* Begin RECORDS FOR THE TASK *
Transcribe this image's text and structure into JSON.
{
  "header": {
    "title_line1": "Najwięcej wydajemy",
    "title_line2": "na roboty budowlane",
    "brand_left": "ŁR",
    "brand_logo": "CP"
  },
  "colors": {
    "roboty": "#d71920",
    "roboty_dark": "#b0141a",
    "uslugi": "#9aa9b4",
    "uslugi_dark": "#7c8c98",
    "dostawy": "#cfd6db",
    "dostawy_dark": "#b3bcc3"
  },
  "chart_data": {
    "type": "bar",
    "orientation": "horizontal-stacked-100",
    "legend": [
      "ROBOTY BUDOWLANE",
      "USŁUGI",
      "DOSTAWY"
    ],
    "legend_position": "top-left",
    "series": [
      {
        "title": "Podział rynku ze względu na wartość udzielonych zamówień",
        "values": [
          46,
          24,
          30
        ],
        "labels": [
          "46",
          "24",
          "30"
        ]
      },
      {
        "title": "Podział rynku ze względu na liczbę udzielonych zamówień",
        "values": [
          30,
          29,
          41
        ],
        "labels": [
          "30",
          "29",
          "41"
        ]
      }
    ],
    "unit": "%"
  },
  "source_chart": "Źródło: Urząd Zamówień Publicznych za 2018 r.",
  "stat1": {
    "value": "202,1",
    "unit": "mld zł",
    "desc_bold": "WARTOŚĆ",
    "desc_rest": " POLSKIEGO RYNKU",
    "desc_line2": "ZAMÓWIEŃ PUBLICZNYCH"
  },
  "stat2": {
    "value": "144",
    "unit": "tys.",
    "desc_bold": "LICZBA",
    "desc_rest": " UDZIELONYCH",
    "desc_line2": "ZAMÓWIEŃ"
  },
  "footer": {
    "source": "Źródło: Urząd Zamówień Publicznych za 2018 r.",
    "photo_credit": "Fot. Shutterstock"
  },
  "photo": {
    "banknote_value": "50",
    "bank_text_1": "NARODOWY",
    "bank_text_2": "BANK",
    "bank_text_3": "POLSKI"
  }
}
* End RECORDS FOR THE TASK *
Show every line of the listing in which the string "Podział" can be found.

FULL OUTPUT
        "title": "Podział rynku ze względu na wartość udzielonych zamówień",
        "title": "Podział rynku ze względu na liczbę udzielonych zamówień",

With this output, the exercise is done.